:: Records to use ::
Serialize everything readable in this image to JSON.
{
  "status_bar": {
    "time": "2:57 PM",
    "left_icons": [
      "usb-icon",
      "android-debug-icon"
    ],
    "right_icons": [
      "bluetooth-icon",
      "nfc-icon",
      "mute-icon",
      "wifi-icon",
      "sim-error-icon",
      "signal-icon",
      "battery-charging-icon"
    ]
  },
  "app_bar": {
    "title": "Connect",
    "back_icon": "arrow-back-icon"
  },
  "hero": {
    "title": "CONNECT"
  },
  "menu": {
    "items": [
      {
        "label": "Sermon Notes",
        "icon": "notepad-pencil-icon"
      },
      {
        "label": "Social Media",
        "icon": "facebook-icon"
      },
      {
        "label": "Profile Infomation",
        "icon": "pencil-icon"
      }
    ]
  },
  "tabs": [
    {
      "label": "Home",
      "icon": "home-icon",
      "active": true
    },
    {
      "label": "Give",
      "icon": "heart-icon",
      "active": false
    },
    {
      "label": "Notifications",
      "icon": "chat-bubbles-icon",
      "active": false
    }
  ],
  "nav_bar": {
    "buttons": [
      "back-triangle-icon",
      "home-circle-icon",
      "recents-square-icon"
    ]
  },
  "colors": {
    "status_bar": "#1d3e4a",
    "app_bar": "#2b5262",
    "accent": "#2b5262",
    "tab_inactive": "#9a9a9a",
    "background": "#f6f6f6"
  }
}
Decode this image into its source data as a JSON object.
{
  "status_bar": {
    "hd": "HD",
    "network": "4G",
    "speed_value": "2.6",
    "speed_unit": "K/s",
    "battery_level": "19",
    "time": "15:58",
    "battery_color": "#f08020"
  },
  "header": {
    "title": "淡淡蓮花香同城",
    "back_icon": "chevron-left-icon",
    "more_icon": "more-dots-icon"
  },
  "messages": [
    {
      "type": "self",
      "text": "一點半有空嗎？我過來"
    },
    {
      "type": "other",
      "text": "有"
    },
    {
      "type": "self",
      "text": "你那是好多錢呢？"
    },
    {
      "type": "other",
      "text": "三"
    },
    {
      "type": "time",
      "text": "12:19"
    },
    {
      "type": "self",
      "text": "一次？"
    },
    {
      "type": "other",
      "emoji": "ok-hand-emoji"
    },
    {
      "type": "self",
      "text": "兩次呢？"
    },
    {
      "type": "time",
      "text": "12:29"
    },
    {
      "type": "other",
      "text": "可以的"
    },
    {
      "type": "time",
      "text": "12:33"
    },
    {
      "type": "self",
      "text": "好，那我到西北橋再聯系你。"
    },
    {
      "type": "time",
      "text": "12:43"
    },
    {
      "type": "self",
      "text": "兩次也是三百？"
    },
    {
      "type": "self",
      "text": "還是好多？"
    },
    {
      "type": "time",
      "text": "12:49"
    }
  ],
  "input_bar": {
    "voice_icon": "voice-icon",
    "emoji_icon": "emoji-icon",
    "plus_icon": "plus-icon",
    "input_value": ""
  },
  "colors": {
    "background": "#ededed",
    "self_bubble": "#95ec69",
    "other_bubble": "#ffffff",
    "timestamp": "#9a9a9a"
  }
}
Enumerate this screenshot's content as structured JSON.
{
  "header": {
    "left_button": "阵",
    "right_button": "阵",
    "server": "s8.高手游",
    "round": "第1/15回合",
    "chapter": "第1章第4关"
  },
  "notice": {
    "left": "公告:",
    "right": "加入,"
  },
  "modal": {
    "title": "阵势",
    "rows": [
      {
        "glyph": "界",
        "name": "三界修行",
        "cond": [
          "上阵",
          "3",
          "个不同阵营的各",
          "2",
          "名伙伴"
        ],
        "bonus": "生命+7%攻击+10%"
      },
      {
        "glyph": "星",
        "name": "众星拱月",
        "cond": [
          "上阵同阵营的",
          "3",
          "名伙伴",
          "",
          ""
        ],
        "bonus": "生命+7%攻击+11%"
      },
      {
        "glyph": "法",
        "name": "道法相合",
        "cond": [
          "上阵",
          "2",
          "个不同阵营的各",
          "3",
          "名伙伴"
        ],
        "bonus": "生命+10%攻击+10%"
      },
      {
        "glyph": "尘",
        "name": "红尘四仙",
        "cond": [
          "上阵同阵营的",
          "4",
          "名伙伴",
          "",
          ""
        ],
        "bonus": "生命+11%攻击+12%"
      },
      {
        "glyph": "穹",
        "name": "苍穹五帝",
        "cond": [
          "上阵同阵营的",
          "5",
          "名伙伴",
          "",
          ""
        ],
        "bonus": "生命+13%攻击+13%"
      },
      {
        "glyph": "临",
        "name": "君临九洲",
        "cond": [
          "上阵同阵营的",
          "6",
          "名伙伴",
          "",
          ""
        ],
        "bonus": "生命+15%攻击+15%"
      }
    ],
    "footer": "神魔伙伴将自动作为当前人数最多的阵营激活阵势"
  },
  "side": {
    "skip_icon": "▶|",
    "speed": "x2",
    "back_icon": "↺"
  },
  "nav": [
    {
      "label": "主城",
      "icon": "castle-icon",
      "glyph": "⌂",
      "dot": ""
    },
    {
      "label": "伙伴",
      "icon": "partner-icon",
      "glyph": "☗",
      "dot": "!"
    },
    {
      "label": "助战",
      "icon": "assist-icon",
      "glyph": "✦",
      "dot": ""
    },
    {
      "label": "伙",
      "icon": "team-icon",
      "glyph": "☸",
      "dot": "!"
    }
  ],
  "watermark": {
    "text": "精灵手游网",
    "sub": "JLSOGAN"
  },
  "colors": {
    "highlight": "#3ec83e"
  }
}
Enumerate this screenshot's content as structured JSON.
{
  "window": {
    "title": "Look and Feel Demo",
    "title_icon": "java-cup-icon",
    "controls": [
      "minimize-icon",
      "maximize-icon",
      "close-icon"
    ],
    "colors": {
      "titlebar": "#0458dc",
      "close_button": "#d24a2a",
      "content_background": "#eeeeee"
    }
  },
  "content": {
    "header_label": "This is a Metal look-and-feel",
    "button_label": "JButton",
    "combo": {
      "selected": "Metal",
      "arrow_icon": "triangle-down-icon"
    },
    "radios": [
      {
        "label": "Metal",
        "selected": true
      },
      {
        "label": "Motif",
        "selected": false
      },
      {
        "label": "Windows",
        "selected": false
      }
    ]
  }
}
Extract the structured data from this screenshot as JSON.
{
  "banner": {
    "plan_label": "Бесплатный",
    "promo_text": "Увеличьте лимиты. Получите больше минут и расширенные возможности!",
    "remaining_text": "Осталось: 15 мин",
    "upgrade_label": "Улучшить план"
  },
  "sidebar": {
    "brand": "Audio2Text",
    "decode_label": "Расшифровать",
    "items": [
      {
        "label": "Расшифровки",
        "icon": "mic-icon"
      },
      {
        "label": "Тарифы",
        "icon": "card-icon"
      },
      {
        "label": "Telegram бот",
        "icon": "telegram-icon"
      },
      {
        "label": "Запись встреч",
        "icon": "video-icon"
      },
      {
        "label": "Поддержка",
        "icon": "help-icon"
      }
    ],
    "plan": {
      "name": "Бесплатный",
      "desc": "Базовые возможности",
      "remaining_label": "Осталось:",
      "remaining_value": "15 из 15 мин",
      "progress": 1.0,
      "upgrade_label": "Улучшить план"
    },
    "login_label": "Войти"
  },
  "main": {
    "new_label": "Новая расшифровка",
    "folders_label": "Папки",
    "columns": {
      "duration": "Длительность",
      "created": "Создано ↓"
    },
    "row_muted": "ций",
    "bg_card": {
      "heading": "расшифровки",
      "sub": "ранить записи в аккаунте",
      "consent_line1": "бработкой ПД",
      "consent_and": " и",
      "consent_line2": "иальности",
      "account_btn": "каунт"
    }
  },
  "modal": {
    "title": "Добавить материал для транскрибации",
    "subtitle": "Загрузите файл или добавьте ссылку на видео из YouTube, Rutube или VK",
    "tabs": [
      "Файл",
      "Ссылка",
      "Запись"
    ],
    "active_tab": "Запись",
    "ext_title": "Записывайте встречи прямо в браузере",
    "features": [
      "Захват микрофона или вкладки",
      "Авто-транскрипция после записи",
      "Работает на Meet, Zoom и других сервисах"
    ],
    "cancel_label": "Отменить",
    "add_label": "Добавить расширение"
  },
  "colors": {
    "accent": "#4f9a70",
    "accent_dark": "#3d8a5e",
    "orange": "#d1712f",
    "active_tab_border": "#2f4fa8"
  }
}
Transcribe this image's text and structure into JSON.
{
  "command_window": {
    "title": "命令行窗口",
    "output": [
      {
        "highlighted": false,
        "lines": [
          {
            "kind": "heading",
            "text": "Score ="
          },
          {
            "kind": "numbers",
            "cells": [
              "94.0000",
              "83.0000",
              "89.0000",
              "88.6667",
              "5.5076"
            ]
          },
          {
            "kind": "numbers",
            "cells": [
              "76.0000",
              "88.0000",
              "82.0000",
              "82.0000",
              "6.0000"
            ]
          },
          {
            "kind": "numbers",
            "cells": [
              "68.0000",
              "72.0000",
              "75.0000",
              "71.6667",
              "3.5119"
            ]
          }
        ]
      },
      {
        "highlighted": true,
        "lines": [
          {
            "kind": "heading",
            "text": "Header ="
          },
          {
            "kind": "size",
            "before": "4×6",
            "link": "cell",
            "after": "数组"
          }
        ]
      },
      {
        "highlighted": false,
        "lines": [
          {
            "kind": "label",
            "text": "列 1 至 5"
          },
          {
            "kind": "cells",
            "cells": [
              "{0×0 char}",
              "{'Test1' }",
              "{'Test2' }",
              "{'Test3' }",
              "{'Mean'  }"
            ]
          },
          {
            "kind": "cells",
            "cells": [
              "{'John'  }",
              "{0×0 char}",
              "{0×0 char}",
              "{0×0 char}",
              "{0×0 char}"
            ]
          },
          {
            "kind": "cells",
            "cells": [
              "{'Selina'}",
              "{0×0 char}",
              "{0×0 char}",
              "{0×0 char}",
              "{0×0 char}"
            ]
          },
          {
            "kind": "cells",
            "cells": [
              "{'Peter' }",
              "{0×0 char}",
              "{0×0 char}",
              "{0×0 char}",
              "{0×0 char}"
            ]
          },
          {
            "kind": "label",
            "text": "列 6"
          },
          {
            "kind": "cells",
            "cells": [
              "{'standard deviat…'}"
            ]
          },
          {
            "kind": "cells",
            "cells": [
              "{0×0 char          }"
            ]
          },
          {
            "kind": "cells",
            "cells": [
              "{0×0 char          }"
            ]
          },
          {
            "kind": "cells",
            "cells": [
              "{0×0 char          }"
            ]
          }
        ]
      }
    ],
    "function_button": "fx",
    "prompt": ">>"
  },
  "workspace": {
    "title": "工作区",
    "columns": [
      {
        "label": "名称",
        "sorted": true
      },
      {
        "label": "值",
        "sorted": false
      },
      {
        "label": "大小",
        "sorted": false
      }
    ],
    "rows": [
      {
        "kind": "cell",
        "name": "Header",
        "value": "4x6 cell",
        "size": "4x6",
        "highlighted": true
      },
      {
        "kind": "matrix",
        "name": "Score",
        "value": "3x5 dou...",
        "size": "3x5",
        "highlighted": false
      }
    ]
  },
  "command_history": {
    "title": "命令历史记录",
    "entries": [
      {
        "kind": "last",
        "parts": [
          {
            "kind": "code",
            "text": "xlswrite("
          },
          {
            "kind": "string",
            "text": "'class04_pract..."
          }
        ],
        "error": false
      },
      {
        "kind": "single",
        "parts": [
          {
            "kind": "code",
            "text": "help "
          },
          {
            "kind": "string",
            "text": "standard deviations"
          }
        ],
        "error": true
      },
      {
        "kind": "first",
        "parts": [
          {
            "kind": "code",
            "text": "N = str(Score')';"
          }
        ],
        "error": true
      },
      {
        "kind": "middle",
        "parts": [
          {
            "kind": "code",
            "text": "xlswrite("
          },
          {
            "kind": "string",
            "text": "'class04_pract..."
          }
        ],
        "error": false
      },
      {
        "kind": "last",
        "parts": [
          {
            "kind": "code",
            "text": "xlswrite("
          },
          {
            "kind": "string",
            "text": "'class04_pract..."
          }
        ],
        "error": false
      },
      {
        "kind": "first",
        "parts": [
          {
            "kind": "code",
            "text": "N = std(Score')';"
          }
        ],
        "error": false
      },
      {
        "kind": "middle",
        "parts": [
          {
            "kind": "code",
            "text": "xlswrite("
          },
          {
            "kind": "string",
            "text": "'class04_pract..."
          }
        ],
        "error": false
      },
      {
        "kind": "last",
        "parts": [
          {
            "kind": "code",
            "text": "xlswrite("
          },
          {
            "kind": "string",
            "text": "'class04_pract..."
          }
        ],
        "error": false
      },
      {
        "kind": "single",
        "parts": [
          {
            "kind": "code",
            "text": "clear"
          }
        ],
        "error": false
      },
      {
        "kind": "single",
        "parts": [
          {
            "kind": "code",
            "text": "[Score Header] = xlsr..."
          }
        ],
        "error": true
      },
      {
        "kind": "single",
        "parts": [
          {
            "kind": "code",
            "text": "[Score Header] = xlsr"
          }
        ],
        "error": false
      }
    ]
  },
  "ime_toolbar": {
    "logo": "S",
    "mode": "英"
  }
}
:::
_To do_: Going through the entries above line by line, work out how many lines include the word "Бесплатный". Only the number is required.

_Correct output_: 2